┌──
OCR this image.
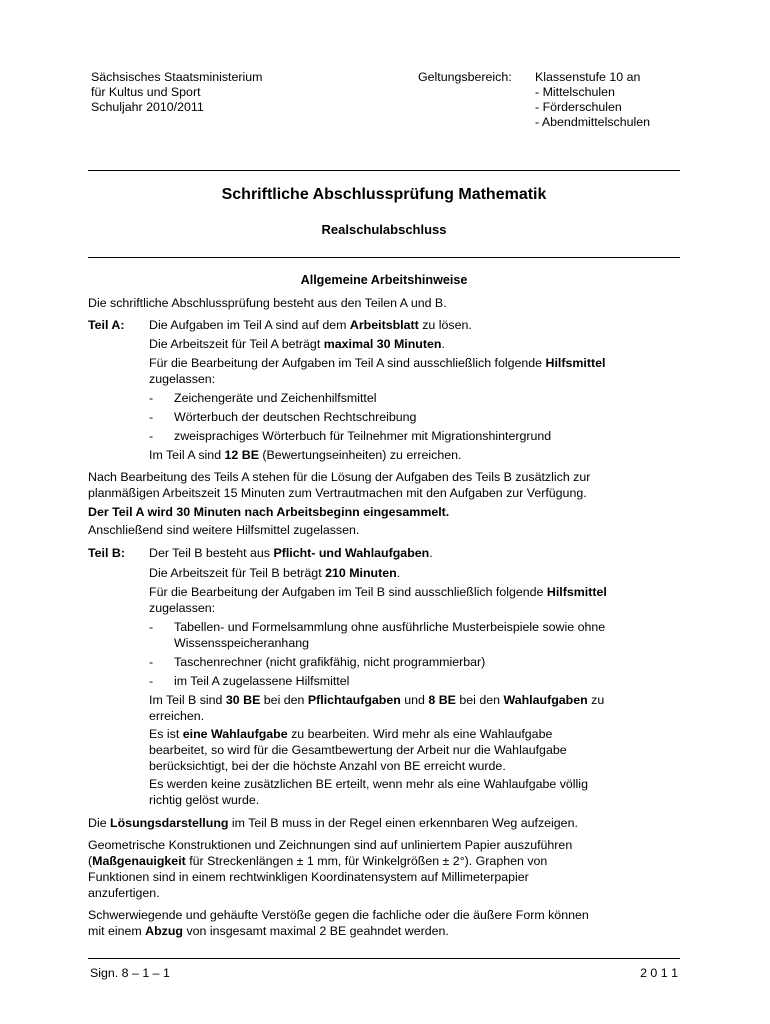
Sächsisches Staatsministerium
für Kultus und Sport
Schuljahr 2010/2011
Geltungsbereich: Klassenstufe 10 an
- Mittelschulen
- Förderschulen
- Abendmittelschulen
Schriftliche Abschlussprüfung Mathematik
Realschulabschluss
Allgemeine Arbeitshinweise
Die schriftliche Abschlussprüfung besteht aus den Teilen A und B.
Teil A: Die Aufgaben im Teil A sind auf dem Arbeitsblatt zu lösen.
Die Arbeitszeit für Teil A beträgt maximal 30 Minuten.
Für die Bearbeitung der Aufgaben im Teil A sind ausschließlich folgende Hilfsmittel
zugelassen:
- Zeichengeräte und Zeichenhilfsmittel
- Wörterbuch der deutschen Rechtschreibung
- zweisprachiges Wörterbuch für Teilnehmer mit Migrationshintergrund
Im Teil A sind 12 BE (Bewertungseinheiten) zu erreichen.
Nach Bearbeitung des Teils A stehen für die Lösung der Aufgaben des Teils B zusätzlich zur
planmäßigen Arbeitszeit 15 Minuten zum Vertrautmachen mit den Aufgaben zur Verfügung.
Der Teil A wird 30 Minuten nach Arbeitsbeginn eingesammelt.
Anschließend sind weitere Hilfsmittel zugelassen.
Teil B: Der Teil B besteht aus Pflicht- und Wahlaufgaben.
Die Arbeitszeit für Teil B beträgt 210 Minuten.
Für die Bearbeitung der Aufgaben im Teil B sind ausschließlich folgende Hilfsmittel
zugelassen:
- Tabellen- und Formelsammlung ohne ausführliche Musterbeispiele sowie ohne
Wissensspeicheranhang
- Taschenrechner (nicht grafikfähig, nicht programmierbar)
- im Teil A zugelassene Hilfsmittel
Im Teil B sind 30 BE bei den Pflichtaufgaben und 8 BE bei den Wahlaufgaben zu
erreichen.
Es ist eine Wahlaufgabe zu bearbeiten. Wird mehr als eine Wahlaufgabe
bearbeitet, so wird für die Gesamtbewertung der Arbeit nur die Wahlaufgabe
berücksichtigt, bei der die höchste Anzahl von BE erreicht wurde.
Es werden keine zusätzlichen BE erteilt, wenn mehr als eine Wahlaufgabe völlig
richtig gelöst wurde.
Die Lösungsdarstellung im Teil B muss in der Regel einen erkennbaren Weg aufzeigen.
Geometrische Konstruktionen und Zeichnungen sind auf unliniertem Papier auszuführen
(Maßgenauigkeit für Streckenlängen ± 1 mm, für Winkelgrößen ± 2°). Graphen von
Funktionen sind in einem rechtwinkligen Koordinatensystem auf Millimeterpapier
anzufertigen.
Schwerwiegende und gehäufte Verstöße gegen die fachliche oder die äußere Form können
mit einem Abzug von insgesamt maximal 2 BE geahndet werden.
Sign. 8 – 1 – 1	2 0 1 1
└──
**PROBLEM TO SOLVE**
From start to finish, output the listing exactly, but omit its pictures.

**OUTPUT FOR THIS TASK**
OCR this image.
Sächsisches Staatsministerium
für Kultus und Sport
Schuljahr 2010/2011
Geltungsbereich: Klassenstufe 10 an
- Mittelschulen
- Förderschulen
- Abendmittelschulen
Schriftliche Abschlussprüfung Mathematik
Realschulabschluss
Allgemeine Arbeitshinweise
Die schriftliche Abschlussprüfung besteht aus den Teilen A und B.
Teil A: Die Aufgaben im Teil A sind auf dem Arbeitsblatt zu lösen.
Die Arbeitszeit für Teil A beträgt maximal 30 Minuten.
Für die Bearbeitung der Aufgaben im Teil A sind ausschließlich folgende Hilfsmittel
zugelassen:
- Zeichengeräte und Zeichenhilfsmittel
- Wörterbuch der deutschen Rechtschreibung
- zweisprachiges Wörterbuch für Teilnehmer mit Migrationshintergrund
Im Teil A sind 12 BE (Bewertungseinheiten) zu erreichen.
Nach Bearbeitung des Teils A stehen für die Lösung der Aufgaben des Teils B zusätzlich zur
planmäßigen Arbeitszeit 15 Minuten zum Vertrautmachen mit den Aufgaben zur Verfügung.
Der Teil A wird 30 Minuten nach Arbeitsbeginn eingesammelt.
Anschließend sind weitere Hilfsmittel zugelassen.
Teil B: Der Teil B besteht aus Pflicht- und Wahlaufgaben.
Die Arbeitszeit für Teil B beträgt 210 Minuten.
Für die Bearbeitung der Aufgaben im Teil B sind ausschließlich folgende Hilfsmittel
zugelassen:
- Tabellen- und Formelsammlung ohne ausführliche Musterbeispiele sowie ohne
Wissensspeicheranhang
- Taschenrechner (nicht grafikfähig, nicht programmierbar)
- im Teil A zugelassene Hilfsmittel
Im Teil B sind 30 BE bei den Pflichtaufgaben und 8 BE bei den Wahlaufgaben zu
erreichen.
Es ist eine Wahlaufgabe zu bearbeiten. Wird mehr als eine Wahlaufgabe
bearbeitet, so wird für die Gesamtbewertung der Arbeit nur die Wahlaufgabe
berücksichtigt, bei der die höchste Anzahl von BE erreicht wurde.
Es werden keine zusätzlichen BE erteilt, wenn mehr als eine Wahlaufgabe völlig
richtig gelöst wurde.
Die Lösungsdarstellung im Teil B muss in der Regel einen erkennbaren Weg aufzeigen.
Geometrische Konstruktionen und Zeichnungen sind auf unliniertem Papier auszuführen
(Maßgenauigkeit für Streckenlängen ± 1 mm, für Winkelgrößen ± 2°). Graphen von
Funktionen sind in einem rechtwinkligen Koordinatensystem auf Millimeterpapier
anzufertigen.
Schwerwiegende und gehäufte Verstöße gegen die fachliche oder die äußere Form können
mit einem Abzug von insgesamt maximal 2 BE geahndet werden.
Sign. 8 – 1 – 1	2 0 1 1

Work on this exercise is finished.